_What you need to do_:
From the listing below, pull each line that includes "subtitle".
•••
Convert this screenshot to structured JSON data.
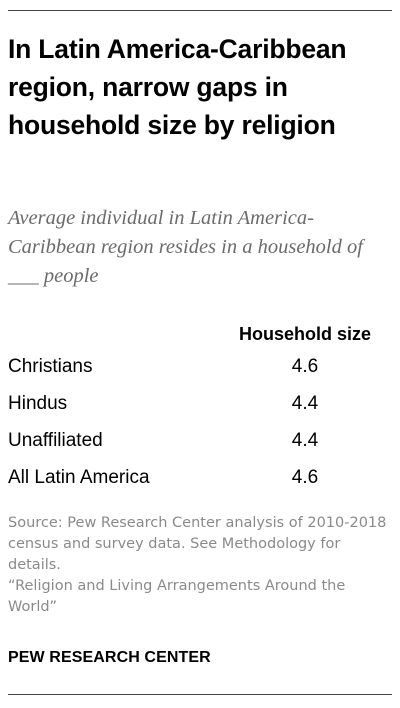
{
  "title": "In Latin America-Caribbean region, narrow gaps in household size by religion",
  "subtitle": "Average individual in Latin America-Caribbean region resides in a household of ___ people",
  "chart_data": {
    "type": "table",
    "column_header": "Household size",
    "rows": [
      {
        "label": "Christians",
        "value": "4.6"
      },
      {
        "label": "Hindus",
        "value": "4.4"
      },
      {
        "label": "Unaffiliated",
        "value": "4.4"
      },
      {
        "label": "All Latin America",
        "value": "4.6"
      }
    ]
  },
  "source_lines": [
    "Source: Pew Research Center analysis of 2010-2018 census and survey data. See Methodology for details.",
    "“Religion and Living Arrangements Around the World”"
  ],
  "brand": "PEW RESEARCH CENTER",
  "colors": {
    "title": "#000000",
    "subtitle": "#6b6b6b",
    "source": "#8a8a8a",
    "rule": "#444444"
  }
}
•••
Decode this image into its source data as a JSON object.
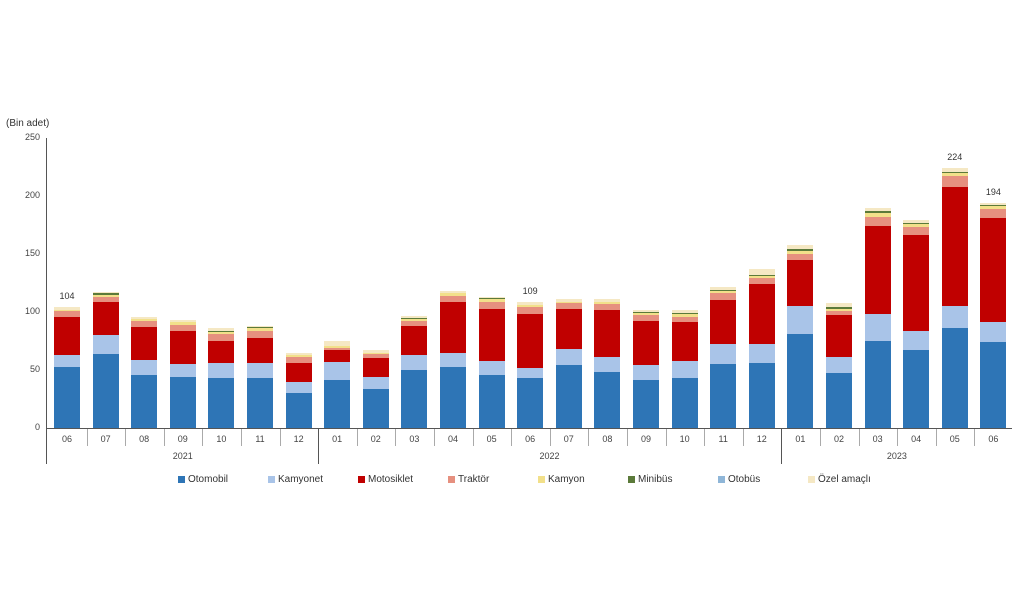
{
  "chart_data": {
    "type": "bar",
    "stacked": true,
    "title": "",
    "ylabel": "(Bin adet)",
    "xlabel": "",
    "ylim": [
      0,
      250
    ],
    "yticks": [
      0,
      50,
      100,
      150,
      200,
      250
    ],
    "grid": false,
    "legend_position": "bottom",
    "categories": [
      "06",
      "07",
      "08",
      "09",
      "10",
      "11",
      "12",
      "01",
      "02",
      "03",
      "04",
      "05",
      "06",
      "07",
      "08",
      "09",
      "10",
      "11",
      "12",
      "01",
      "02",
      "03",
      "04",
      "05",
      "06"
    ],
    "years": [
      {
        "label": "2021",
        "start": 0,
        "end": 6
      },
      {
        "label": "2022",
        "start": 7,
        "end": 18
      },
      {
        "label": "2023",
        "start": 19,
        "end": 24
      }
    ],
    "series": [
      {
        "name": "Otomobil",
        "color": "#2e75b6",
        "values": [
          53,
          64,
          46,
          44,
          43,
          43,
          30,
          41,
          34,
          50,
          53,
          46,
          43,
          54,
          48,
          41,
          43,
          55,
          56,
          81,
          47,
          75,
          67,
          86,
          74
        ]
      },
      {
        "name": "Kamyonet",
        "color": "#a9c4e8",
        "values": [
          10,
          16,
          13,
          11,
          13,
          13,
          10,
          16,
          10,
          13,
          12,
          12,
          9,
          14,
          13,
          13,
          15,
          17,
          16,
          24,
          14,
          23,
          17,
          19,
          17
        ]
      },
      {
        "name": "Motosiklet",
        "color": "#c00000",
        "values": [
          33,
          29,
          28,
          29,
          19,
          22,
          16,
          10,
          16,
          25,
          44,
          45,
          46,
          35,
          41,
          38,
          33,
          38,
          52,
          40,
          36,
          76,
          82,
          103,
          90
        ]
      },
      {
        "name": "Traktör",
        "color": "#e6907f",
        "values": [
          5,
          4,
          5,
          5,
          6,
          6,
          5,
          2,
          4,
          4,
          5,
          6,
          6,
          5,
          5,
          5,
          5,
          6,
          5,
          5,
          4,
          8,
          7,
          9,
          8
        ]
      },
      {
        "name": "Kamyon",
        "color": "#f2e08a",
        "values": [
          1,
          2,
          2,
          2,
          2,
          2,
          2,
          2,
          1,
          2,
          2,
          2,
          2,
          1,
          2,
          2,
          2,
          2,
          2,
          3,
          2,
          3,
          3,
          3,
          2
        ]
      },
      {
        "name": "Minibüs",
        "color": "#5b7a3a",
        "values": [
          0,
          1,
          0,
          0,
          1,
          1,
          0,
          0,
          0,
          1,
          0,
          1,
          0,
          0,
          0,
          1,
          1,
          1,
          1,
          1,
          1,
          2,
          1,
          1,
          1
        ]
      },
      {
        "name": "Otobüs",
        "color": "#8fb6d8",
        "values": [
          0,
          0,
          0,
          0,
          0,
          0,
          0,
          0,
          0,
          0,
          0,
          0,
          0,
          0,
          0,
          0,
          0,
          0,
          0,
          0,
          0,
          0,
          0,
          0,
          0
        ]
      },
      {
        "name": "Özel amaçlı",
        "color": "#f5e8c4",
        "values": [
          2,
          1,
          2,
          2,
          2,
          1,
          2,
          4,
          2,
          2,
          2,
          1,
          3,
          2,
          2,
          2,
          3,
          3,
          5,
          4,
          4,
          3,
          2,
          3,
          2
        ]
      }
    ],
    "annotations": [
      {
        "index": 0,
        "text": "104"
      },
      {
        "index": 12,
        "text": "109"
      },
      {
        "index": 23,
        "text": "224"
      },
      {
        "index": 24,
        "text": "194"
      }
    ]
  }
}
•••
_Right answer_:
  "subtitle": "Average individual in Latin America-Caribbean region resides in a household of ___ people",
    "subtitle": "#6b6b6b",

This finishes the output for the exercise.